### Goal
Give back all the data exactly, line by line.

### Data extract
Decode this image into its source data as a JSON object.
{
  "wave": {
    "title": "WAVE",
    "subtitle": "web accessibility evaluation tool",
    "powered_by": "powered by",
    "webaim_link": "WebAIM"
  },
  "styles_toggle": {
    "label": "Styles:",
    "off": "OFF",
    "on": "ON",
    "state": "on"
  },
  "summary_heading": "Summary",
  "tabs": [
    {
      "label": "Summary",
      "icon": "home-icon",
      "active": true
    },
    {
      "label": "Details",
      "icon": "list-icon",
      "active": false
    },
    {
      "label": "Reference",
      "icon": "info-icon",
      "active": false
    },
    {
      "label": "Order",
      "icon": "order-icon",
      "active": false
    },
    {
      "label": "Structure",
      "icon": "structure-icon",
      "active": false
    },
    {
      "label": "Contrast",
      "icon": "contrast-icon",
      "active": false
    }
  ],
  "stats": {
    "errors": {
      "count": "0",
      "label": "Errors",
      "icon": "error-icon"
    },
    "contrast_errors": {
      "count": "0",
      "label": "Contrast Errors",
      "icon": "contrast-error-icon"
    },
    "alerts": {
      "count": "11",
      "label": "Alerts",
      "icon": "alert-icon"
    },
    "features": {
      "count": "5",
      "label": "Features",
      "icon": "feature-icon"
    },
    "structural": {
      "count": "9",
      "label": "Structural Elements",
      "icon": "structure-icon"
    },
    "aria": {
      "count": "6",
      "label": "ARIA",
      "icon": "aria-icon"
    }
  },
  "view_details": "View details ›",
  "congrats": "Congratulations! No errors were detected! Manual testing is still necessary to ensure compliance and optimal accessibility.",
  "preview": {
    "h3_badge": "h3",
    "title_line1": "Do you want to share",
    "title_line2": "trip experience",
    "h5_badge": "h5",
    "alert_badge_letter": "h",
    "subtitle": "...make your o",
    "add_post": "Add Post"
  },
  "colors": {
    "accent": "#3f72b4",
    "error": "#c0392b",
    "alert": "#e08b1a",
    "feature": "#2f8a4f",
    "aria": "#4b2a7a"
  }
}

### Response for this exercise
Decode this image into its source data as a JSON object.
{
  "wave": {
    "title": "WAVE",
    "subtitle": "web accessibility evaluation tool",
    "powered_by": "powered by",
    "webaim_link": "WebAIM"
  },
  "styles_toggle": {
    "label": "Styles:",
    "off": "OFF",
    "on": "ON",
    "state": "on"
  },
  "summary_heading": "Summary",
  "tabs": [
    {
      "label": "Summary",
      "icon": "home-icon",
      "active": true
    },
    {
      "label": "Details",
      "icon": "list-icon",
      "active": false
    },
    {
      "label": "Reference",
      "icon": "info-icon",
      "active": false
    },
    {
      "label": "Order",
      "icon": "order-icon",
      "active": false
    },
    {
      "label": "Structure",
      "icon": "structure-icon",
      "active": false
    },
    {
      "label": "Contrast",
      "icon": "contrast-icon",
      "active": false
    }
  ],
  "stats": {
    "errors": {
      "count": "0",
      "label": "Errors",
      "icon": "error-icon"
    },
    "contrast_errors": {
      "count": "0",
      "label": "Contrast Errors",
      "icon": "contrast-error-icon"
    },
    "alerts": {
      "count": "11",
      "label": "Alerts",
      "icon": "alert-icon"
    },
    "features": {
      "count": "5",
      "label": "Features",
      "icon": "feature-icon"
    },
    "structural": {
      "count": "9",
      "label": "Structural Elements",
      "icon": "structure-icon"
    },
    "aria": {
      "count": "6",
      "label": "ARIA",
      "icon": "aria-icon"
    }
  },
  "view_details": "View details ›",
  "congrats": "Congratulations! No errors were detected! Manual testing is still necessary to ensure compliance and optimal accessibility.",
  "preview": {
    "h3_badge": "h3",
    "title_line1": "Do you want to share",
    "title_line2": "trip experience",
    "h5_badge": "h5",
    "alert_badge_letter": "h",
    "subtitle": "...make your o",
    "add_post": "Add Post"
  },
  "colors": {
    "accent": "#3f72b4",
    "error": "#c0392b",
    "alert": "#e08b1a",
    "feature": "#2f8a4f",
    "aria": "#4b2a7a"
  }
}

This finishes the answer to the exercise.